Transcribe every entry word for word, leaving out all images.

(Dataset records on visual material)
□ □ □ □ □
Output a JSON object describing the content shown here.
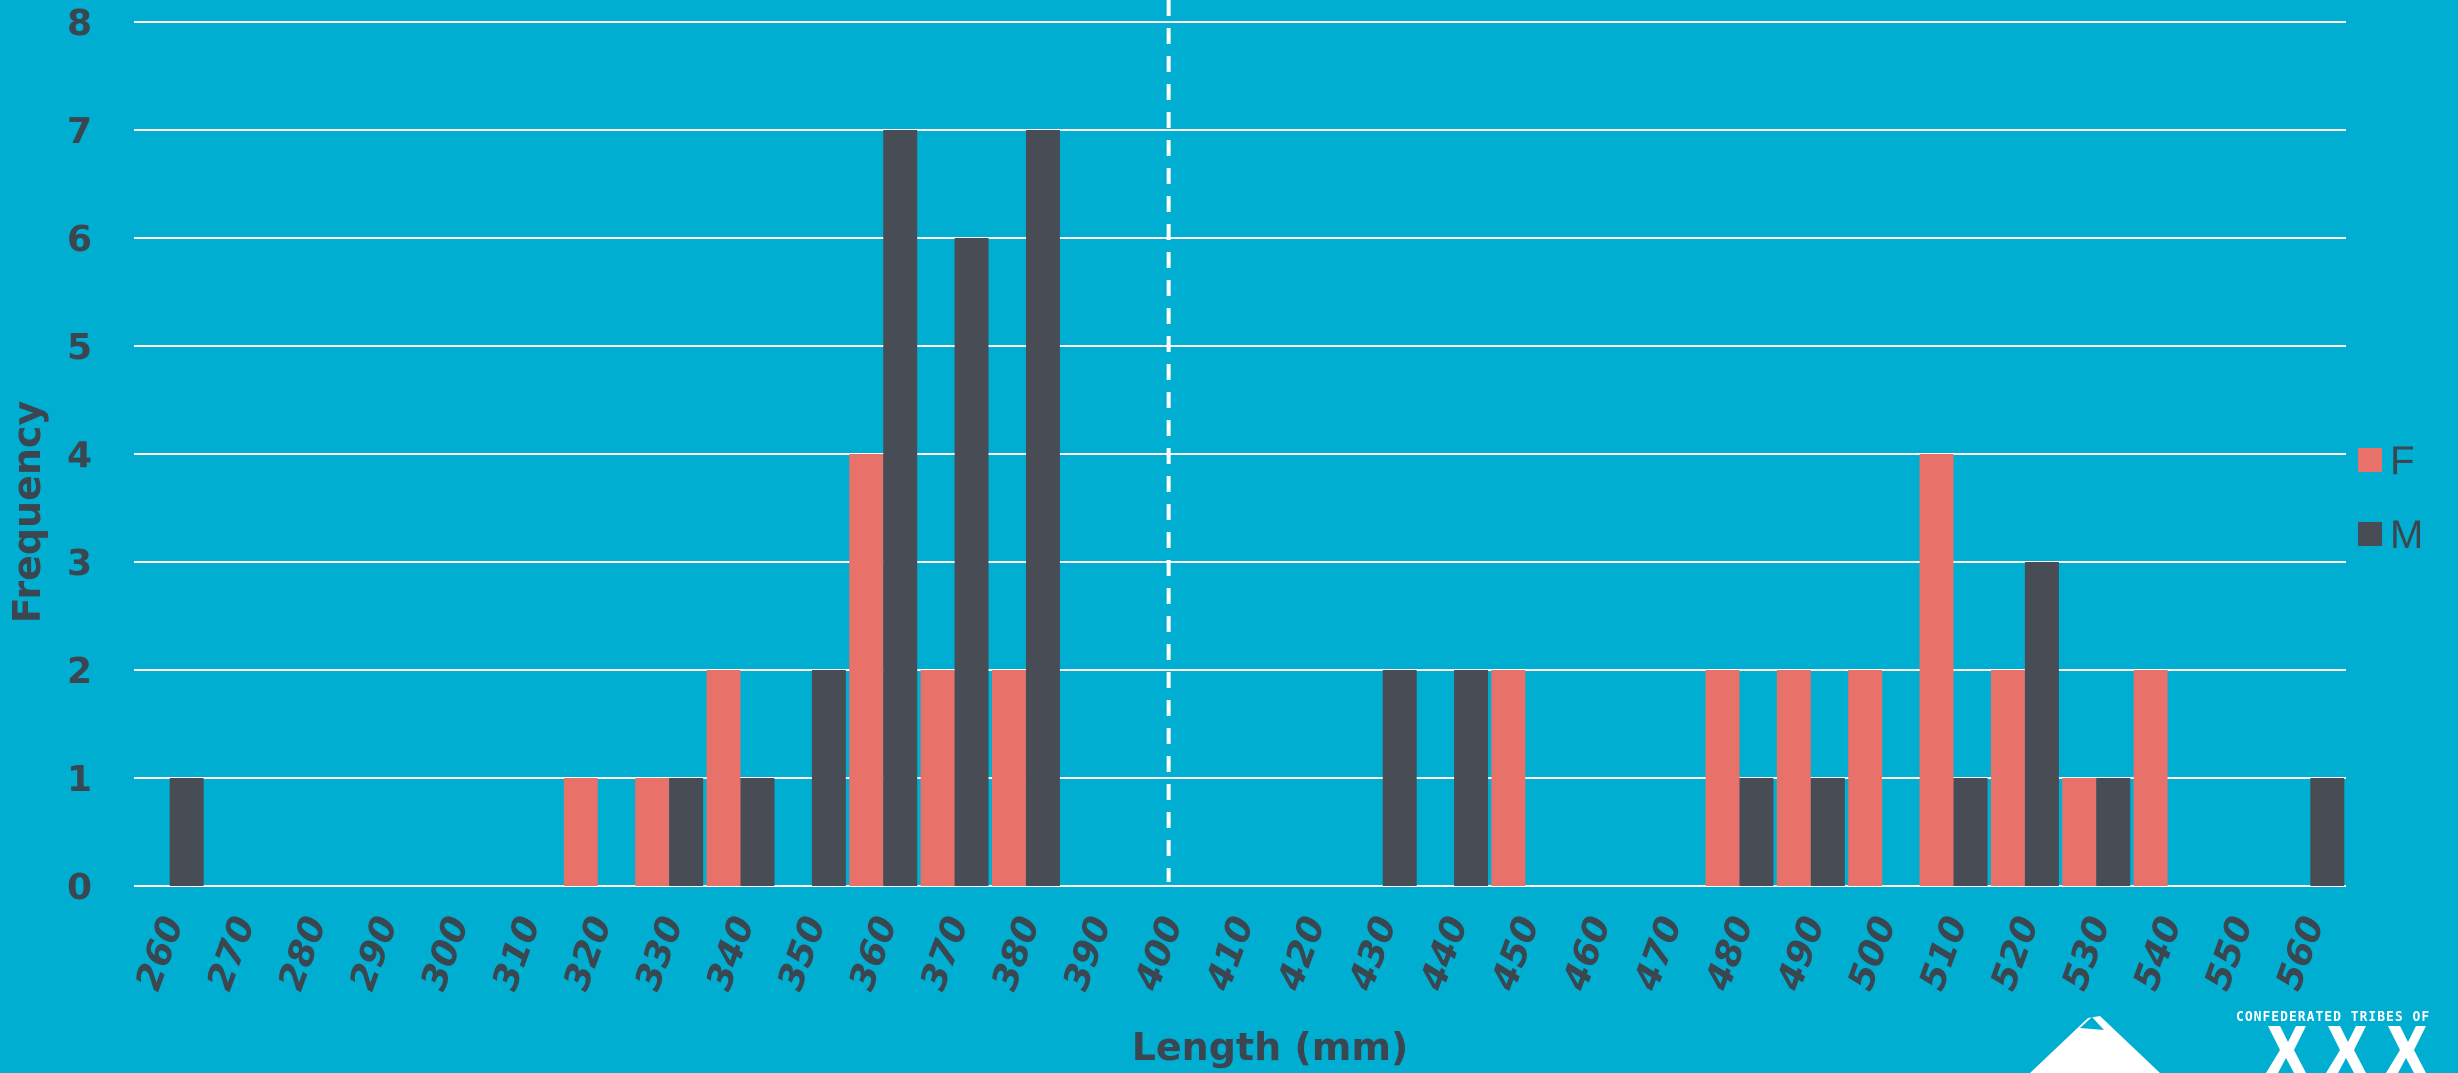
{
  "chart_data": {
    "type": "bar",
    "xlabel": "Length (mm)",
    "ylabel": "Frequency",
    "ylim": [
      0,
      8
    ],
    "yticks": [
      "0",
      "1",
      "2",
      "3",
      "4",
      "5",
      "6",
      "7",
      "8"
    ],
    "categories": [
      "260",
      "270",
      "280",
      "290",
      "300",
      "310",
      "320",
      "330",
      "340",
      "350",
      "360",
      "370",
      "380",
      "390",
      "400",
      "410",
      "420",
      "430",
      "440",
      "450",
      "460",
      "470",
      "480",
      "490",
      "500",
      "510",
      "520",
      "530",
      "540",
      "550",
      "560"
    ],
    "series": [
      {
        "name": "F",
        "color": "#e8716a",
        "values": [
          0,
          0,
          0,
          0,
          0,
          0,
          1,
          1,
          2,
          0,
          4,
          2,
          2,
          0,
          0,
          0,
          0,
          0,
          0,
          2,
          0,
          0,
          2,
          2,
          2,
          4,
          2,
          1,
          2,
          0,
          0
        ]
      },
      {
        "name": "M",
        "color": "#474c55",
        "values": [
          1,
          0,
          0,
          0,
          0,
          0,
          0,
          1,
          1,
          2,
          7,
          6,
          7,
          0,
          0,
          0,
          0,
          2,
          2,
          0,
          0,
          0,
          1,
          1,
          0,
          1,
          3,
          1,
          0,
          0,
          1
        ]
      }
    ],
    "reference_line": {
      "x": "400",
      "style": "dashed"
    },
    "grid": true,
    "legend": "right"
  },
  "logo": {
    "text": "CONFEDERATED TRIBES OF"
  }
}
□ □ □ □ □
◆ RESULT BELOW
Output a JSON object describing the content shown here.
{
  "chart_data": {
    "type": "bar",
    "xlabel": "Length (mm)",
    "ylabel": "Frequency",
    "ylim": [
      0,
      8
    ],
    "yticks": [
      "0",
      "1",
      "2",
      "3",
      "4",
      "5",
      "6",
      "7",
      "8"
    ],
    "categories": [
      "260",
      "270",
      "280",
      "290",
      "300",
      "310",
      "320",
      "330",
      "340",
      "350",
      "360",
      "370",
      "380",
      "390",
      "400",
      "410",
      "420",
      "430",
      "440",
      "450",
      "460",
      "470",
      "480",
      "490",
      "500",
      "510",
      "520",
      "530",
      "540",
      "550",
      "560"
    ],
    "series": [
      {
        "name": "F",
        "color": "#e8716a",
        "values": [
          0,
          0,
          0,
          0,
          0,
          0,
          1,
          1,
          2,
          0,
          4,
          2,
          2,
          0,
          0,
          0,
          0,
          0,
          0,
          2,
          0,
          0,
          2,
          2,
          2,
          4,
          2,
          1,
          2,
          0,
          0
        ]
      },
      {
        "name": "M",
        "color": "#474c55",
        "values": [
          1,
          0,
          0,
          0,
          0,
          0,
          0,
          1,
          1,
          2,
          7,
          6,
          7,
          0,
          0,
          0,
          0,
          2,
          2,
          0,
          0,
          0,
          1,
          1,
          0,
          1,
          3,
          1,
          0,
          0,
          1
        ]
      }
    ],
    "reference_line": {
      "x": "400",
      "style": "dashed"
    },
    "grid": true,
    "legend": "right"
  },
  "logo": {
    "text": "CONFEDERATED TRIBES OF"
  }
}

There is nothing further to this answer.